Reproduce the listing below character for character; drop every image.

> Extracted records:
— START —

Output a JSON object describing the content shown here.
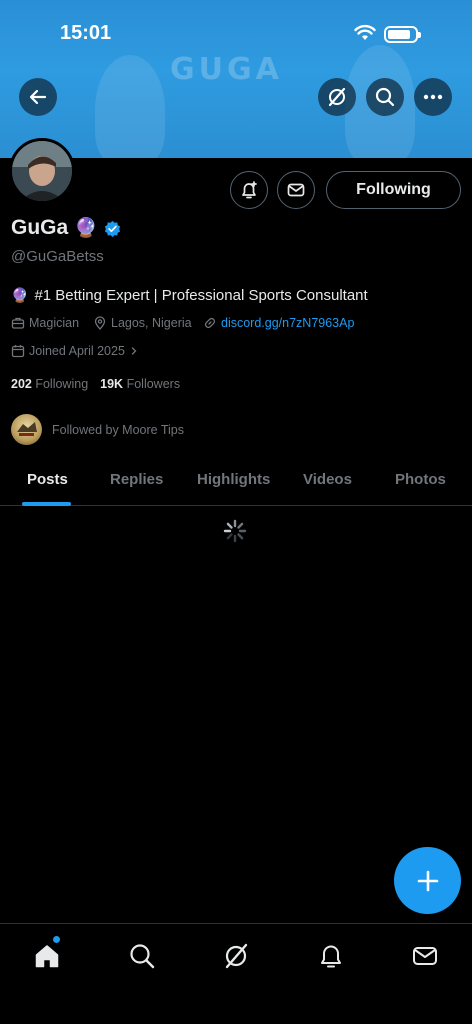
{
  "status_bar": {
    "time": "15:01"
  },
  "banner": {
    "text": "GUGA"
  },
  "header": {
    "back_icon": "arrow-left-icon",
    "grok_icon": "grok-icon",
    "search_icon": "search-icon",
    "more_icon": "more-icon"
  },
  "profile": {
    "name": "GuGa",
    "name_emoji": "🔮",
    "handle": "@GuGaBetss",
    "bio_emoji": "🔮",
    "bio": "#1 Betting Expert | Professional Sports Consultant",
    "category": "Magician",
    "location": "Lagos, Nigeria",
    "website": "discord.gg/n7zN7963Ap",
    "joined": "Joined April 2025",
    "following_count": "202",
    "following_label": "Following",
    "followers_count": "19K",
    "followers_label": "Followers",
    "followed_by": "Followed by Moore Tips",
    "follow_button": "Following"
  },
  "tabs": [
    "Posts",
    "Replies",
    "Highlights",
    "Videos",
    "Photos"
  ],
  "active_tab": "Posts",
  "colors": {
    "accent": "#1d9bf0",
    "background": "#000000",
    "muted": "#71767b"
  },
  "bottom_nav": [
    "home-icon",
    "search-icon",
    "grok-icon",
    "notifications-icon",
    "messages-icon"
  ]
}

— END —

> Task output:
Output a JSON object describing the content shown here.
{
  "status_bar": {
    "time": "15:01"
  },
  "banner": {
    "text": "GUGA"
  },
  "header": {
    "back_icon": "arrow-left-icon",
    "grok_icon": "grok-icon",
    "search_icon": "search-icon",
    "more_icon": "more-icon"
  },
  "profile": {
    "name": "GuGa",
    "name_emoji": "🔮",
    "handle": "@GuGaBetss",
    "bio_emoji": "🔮",
    "bio": "#1 Betting Expert | Professional Sports Consultant",
    "category": "Magician",
    "location": "Lagos, Nigeria",
    "website": "discord.gg/n7zN7963Ap",
    "joined": "Joined April 2025",
    "following_count": "202",
    "following_label": "Following",
    "followers_count": "19K",
    "followers_label": "Followers",
    "followed_by": "Followed by Moore Tips",
    "follow_button": "Following"
  },
  "tabs": [
    "Posts",
    "Replies",
    "Highlights",
    "Videos",
    "Photos"
  ],
  "active_tab": "Posts",
  "colors": {
    "accent": "#1d9bf0",
    "background": "#000000",
    "muted": "#71767b"
  },
  "bottom_nav": [
    "home-icon",
    "search-icon",
    "grok-icon",
    "notifications-icon",
    "messages-icon"
  ]
}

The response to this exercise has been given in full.